> [Excerpted text]
One big change that will not materialise, is the plan to scrap the non-domiciled tax which was proposed by the Labour Party and I can’t see the Conservatives adopting this moving forward, so any planning for this area of non-domiciles is now null and void.

One of the most interesting results was across the Scottish and English border and all but three seats ended up going to the Scottish National Party. This in hindsight should have been expected; however, such a large swing was certainly the main result that got most people talking.

 

It will be interesting to see how those last three seats fair in the next general election? This result has reinvigorated Scottish nationalism and should in fact mean a revisit to a Scottish referendum; which many, including myself, see as being successful this time around.

In addition to this, a number of longstanding MP’s have now lost their seats and parliament will be brimming with fresh new and happy faces. This can only be seen as a positive, by the fact that MP’s holding seats for decades, can become too comfortable and a fresh view can be what is needed to improve the government.

Now that the election is over I feel that we can see a more aggressive movements to hit higher rate tax earners with assets inside the UK. But before we get onto this, let’s begin with some positives.

Cameron’s did pledge to increase the IHT threshold, but not by its usual figures seen below; it will be by allowing families to pass on their family homes, worth up to GBP1 million tax free! This slightly unusual increase is long overdue and below shows how the nil rate band has changed since the turn of the century.

 

FROM TO IHT THRESHOLD /NIL RATE BAND
6 April 2009 £325,000
6 April 2008 5 April 2009 £312,000
6 April 2007 5 April 2008 £300,000
6 April 2006 5 April 2007 £285,000
6 April 2005 5 April 2006 £275,000
6 April 2004 5 April 2005 £263,000
6 April 2003 5 April 2004 £255,000
6 April 2002 5 April 2003 £250,000
6 April 2001 5 April 2002 £242,000
6 April 2000 5 April 2001 £234,000

 

As you can see, the rates have not changed since 2009 and to allow a GMP1 million home to pass freely is a very attractive tax incentive indeed. So although the higher rate tax earners may be getting hit with more taxes, they will certainly be looking to take benefit from the above.

More positive news is the fact that the Conservatives have pledged to raise the 40% income tax threshold to GBP50,000 and to keep National Insurance contributions the same, along with the VAT rate. It is sometimes difficult to ascertain who to vote for, with regards to taxes, but the Conservatives really have promised a positive stance.

Now onto a negative for pensions…..

 

The Conservative Party had proposed restricting tax relief on pension contributions for those earning in excess of £150,000 a year.

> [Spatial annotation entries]

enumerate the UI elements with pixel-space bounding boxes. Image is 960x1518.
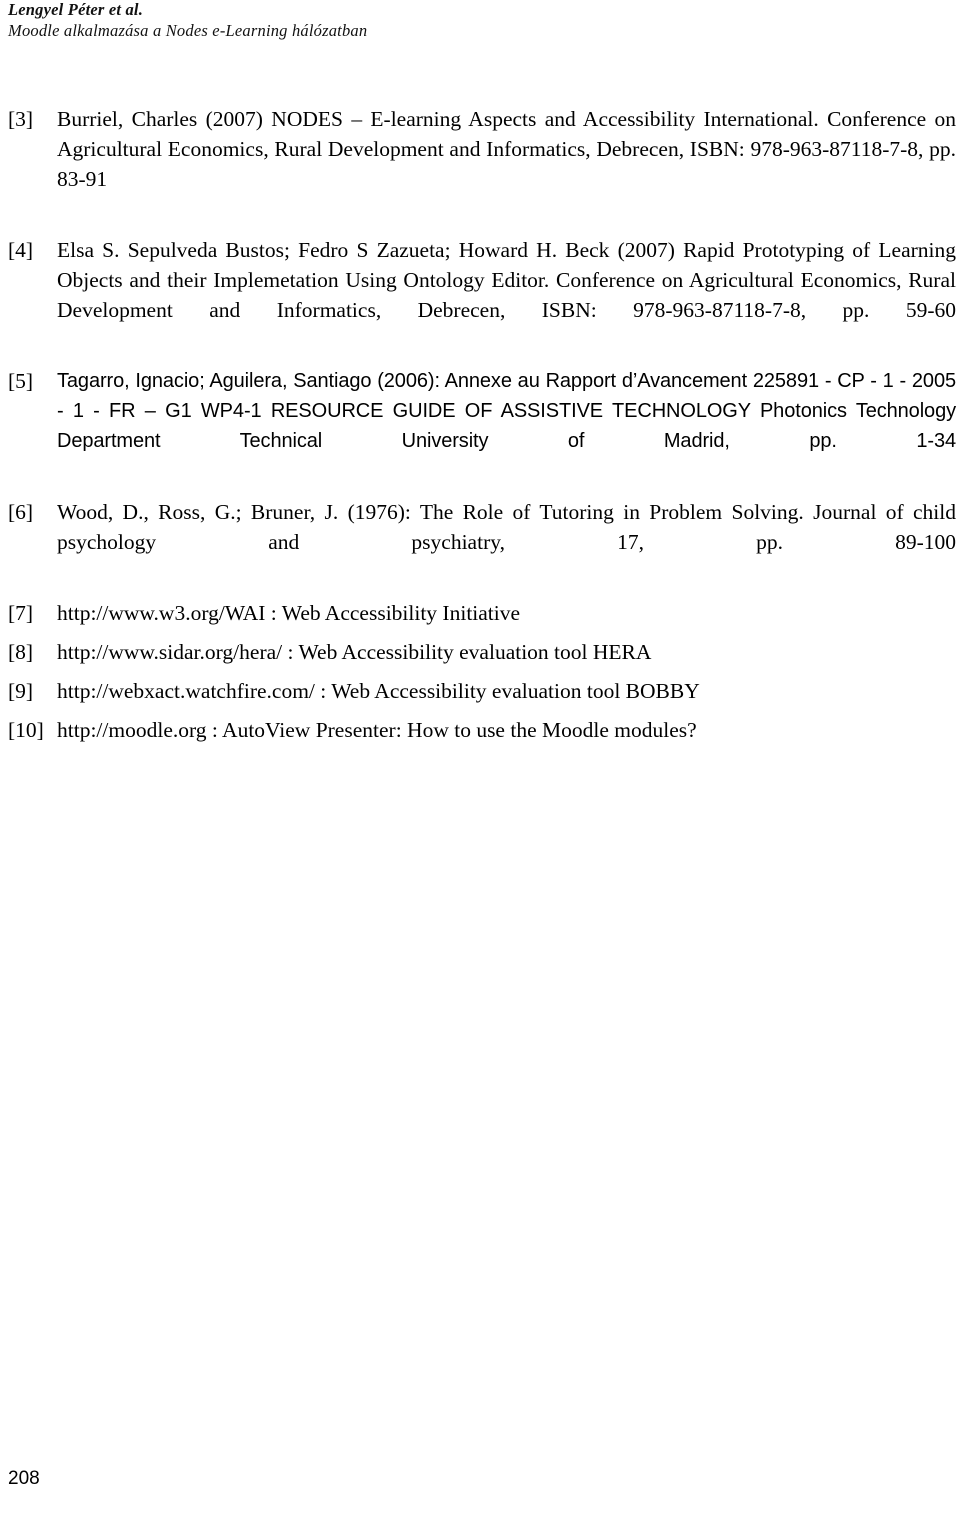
reference-text: Elsa S. Sepulveda Bustos; Fedro S Zazuet… (57, 238, 956, 322)
reference-text: http://moodle.org : AutoView Presenter: … (57, 718, 697, 742)
reference-marker: [5] (8, 369, 34, 393)
reference-text: http://www.w3.org/WAI : Web Accessibilit… (57, 601, 521, 625)
page-number: 208 (8, 1468, 40, 1489)
reference-text: Tagarro, Ignacio; Aguilera, Santiago (20… (57, 370, 956, 452)
header-author-line: Lengyel Péter et al. (8, 0, 144, 19)
header-title-line: Moodle alkalmazása a Nodes e-Learning há… (8, 21, 368, 40)
reference-marker: [7] (8, 601, 34, 625)
reference-entry-5: [5] Tagarro, Ignacio; Aguilera, Santiago… (8, 366, 956, 486)
reference-entry-7: [7] http://www.w3.org/WAI : Web Accessib… (8, 598, 956, 628)
reference-text: Burriel, Charles (2007) NODES – E-learni… (57, 107, 956, 191)
reference-entry-10: [10] http://moodle.org : AutoView Presen… (8, 715, 956, 745)
reference-marker: [4] (8, 238, 34, 262)
reference-text: http://www.sidar.org/hera/ : Web Accessi… (57, 640, 652, 664)
reference-marker: [10] (8, 718, 44, 742)
reference-entry-3: [3] Burriel, Charles (2007) NODES – E-le… (8, 104, 956, 224)
reference-list: [3] Burriel, Charles (2007) NODES – E-le… (8, 104, 956, 754)
reference-marker: [8] (8, 640, 34, 664)
reference-marker: [6] (8, 500, 34, 524)
reference-entry-6: [6] Wood, D., Ross, G.; Bruner, J. (1976… (8, 497, 956, 587)
reference-marker: [3] (8, 107, 34, 131)
reference-entry-8: [8] http://www.sidar.org/hera/ : Web Acc… (8, 637, 956, 667)
reference-entry-9: [9] http://webxact.watchfire.com/ : Web … (8, 676, 956, 706)
document-page: Lengyel Péter et al. Moodle alkalmazása … (0, 0, 960, 1518)
reference-text: http://webxact.watchfire.com/ : Web Acce… (57, 679, 700, 703)
reference-text: Wood, D., Ross, G.; Bruner, J. (1976): T… (57, 500, 956, 554)
running-header: Lengyel Péter et al. Moodle alkalmazása … (8, 0, 908, 42)
reference-marker: [9] (8, 679, 34, 703)
reference-entry-4: [4] Elsa S. Sepulveda Bustos; Fedro S Za… (8, 235, 956, 355)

> [What you will do]
a) Translate this sentence from the election tax article into Spanish: "More positive news is the fact that the Conservatives have pledged to raise the 40% income tax threshold to GBP50,000 and to keep National Insurance contributions the same, along with the VAT rate."
b) Please extend the election tax article onward from its final sentence about restricting pension tax relief for those earning over £150,000 a year.

> [Answers for the tasks]
a) Otra noticia positiva es que los conservadores se han comprometido a elevar el umbral del tipo del 40 % del impuesto sobre la renta a 50.000 GBP y a mantener sin cambios las cotizaciones al National Insurance, así como el tipo del IVA.

b)
Previously you could utilise your allowance from the previous three tax years and it will be interesting to see whether this will now be curbed moving forward. This is one area the wealthy get hit, however with the new IHT plan, I feel that they will accept this without too much pain.

 

So in my opinion, what’s next…..

 

A referendum on staying within the EU is promised for 2017 and I personally don’t know which way this will go. There are positives and negatives on both sides of the fence and Nigel Farage has played a positive role in getting the Conservatives to address the immigration issue, which is what I feel most Brit’s have a grievance with. UKIP got the third highest votes, even though they only obtained one seat and these votes were mainly gained by the immigration issue that Britain has been deemed to have.

Angela Merkel has made it very clear that we can’t opt out of the freedom of movement act, but maybe the UK can opt out and take up a more Norwegian stance on this matter!

Norway are part of the economic area, but not part of the EU and in my opinion is the perfect model for Britain.

 

This will not happen for a couple of years, but could give rise to volatility and uncertainty in the GBP and its markets. This being said, many companies on the FTSE are global and should not be greatly affected by either result.

 

Facts and figures…..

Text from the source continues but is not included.